Record list
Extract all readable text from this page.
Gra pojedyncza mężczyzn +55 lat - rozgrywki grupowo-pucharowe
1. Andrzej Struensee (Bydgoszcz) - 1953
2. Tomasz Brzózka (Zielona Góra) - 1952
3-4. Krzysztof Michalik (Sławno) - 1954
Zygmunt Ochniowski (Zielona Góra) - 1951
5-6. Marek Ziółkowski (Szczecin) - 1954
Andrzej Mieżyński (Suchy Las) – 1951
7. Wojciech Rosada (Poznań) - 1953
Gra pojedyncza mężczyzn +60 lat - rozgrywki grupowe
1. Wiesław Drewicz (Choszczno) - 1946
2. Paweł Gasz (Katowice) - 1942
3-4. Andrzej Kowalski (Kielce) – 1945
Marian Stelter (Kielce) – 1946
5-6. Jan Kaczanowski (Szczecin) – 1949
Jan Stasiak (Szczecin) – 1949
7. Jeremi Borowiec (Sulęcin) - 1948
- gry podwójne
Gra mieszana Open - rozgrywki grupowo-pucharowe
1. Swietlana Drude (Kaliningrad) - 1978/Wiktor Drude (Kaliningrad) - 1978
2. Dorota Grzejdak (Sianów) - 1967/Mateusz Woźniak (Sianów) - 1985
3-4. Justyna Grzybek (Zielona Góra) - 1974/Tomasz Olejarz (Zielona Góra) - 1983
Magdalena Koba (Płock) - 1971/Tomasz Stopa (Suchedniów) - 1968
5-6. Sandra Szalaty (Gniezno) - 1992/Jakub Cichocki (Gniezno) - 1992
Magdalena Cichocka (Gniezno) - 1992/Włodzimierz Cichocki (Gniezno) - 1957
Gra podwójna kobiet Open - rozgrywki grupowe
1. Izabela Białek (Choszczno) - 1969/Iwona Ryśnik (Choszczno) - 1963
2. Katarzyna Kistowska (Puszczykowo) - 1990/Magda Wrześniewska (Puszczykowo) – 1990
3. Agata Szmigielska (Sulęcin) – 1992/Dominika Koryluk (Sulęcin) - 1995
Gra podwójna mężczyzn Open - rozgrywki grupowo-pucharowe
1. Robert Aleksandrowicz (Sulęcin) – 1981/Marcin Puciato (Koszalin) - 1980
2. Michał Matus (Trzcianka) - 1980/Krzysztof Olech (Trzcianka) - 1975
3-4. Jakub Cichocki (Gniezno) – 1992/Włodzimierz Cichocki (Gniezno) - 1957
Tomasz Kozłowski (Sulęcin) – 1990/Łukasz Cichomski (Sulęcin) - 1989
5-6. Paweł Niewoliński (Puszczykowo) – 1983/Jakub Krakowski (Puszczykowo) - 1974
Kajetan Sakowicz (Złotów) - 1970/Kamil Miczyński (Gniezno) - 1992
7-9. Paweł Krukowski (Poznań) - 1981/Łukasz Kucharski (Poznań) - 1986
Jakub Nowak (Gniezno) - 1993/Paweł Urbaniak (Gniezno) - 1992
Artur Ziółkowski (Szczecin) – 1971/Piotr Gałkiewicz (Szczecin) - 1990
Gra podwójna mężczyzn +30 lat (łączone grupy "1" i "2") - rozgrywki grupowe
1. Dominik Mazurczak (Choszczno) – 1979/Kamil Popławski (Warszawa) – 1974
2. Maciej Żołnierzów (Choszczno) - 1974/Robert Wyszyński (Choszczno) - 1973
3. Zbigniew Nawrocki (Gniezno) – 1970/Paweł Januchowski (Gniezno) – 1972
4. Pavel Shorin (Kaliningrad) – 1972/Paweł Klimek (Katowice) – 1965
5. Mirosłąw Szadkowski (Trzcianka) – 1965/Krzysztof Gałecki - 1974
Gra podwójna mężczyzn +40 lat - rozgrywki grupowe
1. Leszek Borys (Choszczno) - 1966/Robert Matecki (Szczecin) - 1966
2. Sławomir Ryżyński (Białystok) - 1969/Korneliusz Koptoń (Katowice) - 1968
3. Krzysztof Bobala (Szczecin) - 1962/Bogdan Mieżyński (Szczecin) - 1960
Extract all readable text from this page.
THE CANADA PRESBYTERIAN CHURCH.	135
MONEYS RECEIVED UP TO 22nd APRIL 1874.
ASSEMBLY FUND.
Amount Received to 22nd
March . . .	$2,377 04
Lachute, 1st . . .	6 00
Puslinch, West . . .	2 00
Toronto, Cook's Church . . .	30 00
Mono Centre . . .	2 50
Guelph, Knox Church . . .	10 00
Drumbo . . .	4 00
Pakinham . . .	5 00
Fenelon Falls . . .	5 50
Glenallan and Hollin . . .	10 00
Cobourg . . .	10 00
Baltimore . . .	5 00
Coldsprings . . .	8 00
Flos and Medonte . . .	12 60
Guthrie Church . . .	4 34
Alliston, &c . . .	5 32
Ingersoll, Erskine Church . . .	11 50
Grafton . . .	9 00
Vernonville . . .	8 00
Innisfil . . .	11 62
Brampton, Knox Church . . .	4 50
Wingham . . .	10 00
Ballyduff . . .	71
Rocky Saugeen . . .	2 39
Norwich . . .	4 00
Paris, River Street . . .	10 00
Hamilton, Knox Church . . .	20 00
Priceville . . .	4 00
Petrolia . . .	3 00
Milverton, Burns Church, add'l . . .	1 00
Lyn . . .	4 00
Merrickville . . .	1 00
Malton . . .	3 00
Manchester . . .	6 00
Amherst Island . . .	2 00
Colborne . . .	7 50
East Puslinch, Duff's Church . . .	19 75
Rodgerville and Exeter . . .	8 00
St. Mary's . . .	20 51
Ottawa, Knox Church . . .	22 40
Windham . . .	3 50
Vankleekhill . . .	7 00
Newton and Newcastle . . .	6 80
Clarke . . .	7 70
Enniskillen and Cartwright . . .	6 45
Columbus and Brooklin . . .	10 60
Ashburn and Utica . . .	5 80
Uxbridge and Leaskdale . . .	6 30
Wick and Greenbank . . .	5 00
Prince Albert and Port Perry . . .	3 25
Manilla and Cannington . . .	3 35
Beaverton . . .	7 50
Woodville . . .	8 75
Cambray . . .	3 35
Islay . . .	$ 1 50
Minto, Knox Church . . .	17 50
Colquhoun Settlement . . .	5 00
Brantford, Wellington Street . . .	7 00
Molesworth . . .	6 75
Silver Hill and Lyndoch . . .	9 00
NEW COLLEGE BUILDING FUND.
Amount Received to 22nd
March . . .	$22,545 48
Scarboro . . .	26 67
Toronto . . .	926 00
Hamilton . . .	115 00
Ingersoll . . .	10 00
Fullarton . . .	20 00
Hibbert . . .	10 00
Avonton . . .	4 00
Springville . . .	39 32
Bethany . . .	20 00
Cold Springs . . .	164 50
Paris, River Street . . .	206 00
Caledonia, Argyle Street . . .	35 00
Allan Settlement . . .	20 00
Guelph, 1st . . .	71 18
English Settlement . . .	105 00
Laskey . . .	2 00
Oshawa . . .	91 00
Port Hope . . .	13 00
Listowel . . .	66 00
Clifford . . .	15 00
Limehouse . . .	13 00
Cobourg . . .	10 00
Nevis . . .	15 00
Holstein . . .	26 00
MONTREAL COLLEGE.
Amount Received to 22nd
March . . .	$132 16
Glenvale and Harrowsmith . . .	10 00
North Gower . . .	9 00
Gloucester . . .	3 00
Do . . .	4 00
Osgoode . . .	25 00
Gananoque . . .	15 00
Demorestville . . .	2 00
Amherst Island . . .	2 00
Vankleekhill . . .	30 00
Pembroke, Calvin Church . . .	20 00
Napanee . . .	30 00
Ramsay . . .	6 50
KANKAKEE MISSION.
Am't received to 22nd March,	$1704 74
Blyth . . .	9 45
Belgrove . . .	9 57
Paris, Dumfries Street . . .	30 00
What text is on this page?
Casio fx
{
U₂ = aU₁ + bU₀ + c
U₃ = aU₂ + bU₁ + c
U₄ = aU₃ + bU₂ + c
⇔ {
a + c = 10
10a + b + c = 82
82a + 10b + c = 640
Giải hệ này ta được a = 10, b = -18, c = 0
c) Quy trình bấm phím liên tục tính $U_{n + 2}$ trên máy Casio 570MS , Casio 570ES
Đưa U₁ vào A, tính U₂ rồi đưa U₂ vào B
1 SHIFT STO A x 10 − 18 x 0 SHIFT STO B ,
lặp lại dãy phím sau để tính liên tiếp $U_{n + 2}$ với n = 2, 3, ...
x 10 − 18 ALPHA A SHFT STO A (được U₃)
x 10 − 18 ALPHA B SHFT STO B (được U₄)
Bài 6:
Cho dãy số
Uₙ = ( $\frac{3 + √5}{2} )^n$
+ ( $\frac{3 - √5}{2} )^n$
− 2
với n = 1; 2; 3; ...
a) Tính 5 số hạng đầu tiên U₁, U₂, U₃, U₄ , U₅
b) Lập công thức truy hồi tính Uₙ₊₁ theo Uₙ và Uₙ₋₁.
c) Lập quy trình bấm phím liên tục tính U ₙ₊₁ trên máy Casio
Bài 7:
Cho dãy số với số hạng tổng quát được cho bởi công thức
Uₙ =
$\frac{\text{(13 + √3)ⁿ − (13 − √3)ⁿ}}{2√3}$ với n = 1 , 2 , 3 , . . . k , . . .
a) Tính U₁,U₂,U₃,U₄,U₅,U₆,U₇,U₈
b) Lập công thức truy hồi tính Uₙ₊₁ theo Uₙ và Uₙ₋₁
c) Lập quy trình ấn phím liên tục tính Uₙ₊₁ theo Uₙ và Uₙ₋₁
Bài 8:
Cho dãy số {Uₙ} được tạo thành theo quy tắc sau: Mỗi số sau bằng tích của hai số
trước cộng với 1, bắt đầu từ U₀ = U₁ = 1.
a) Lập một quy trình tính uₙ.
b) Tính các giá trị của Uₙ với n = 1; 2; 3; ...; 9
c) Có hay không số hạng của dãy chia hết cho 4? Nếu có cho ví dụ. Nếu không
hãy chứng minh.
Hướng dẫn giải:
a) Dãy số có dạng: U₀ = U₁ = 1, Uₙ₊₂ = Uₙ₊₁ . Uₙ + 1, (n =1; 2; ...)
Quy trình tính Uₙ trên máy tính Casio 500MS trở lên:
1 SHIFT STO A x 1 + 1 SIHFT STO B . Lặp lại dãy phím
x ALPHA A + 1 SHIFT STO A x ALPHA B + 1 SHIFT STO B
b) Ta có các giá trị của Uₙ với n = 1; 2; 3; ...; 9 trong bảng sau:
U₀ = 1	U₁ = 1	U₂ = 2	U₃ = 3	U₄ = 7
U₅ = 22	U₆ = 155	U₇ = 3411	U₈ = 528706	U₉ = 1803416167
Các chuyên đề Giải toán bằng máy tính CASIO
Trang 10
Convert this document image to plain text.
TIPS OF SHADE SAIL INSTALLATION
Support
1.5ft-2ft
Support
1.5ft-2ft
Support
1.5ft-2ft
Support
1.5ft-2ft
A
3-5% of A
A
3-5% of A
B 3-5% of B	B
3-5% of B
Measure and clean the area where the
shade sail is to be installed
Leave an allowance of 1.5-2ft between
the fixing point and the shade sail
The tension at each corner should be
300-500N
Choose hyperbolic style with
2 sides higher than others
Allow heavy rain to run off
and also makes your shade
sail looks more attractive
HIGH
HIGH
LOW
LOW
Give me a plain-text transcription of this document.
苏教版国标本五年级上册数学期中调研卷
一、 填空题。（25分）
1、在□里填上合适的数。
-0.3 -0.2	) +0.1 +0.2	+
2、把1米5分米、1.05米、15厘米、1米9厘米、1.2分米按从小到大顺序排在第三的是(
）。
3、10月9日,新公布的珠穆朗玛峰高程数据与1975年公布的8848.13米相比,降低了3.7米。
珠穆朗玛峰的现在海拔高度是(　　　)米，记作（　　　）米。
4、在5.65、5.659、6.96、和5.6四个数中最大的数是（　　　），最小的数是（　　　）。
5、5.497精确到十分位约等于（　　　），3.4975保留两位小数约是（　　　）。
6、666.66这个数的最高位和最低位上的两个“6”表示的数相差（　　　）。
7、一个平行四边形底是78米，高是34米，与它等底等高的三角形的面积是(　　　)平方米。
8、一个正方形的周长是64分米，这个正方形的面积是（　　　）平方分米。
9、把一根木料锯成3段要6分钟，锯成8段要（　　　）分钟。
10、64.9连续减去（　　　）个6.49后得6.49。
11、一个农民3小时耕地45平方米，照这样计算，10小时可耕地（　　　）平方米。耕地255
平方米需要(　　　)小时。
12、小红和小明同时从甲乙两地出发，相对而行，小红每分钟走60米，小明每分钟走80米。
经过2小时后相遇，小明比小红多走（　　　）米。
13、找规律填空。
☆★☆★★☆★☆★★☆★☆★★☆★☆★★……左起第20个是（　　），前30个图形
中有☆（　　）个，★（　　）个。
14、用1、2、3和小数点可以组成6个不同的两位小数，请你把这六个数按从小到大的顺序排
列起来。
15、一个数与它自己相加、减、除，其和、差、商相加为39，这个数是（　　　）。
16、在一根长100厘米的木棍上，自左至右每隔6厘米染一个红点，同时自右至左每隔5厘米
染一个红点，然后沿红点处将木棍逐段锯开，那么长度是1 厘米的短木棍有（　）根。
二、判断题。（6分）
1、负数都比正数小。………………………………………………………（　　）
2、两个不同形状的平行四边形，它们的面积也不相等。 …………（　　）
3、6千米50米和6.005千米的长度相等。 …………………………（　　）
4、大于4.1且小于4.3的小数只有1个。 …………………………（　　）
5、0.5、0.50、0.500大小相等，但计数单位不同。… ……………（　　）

Aim
Every line above that contains the word "plain" should be reported.

Output for this task
Convert this document image to plain text.
Give me a plain-text transcription of this document.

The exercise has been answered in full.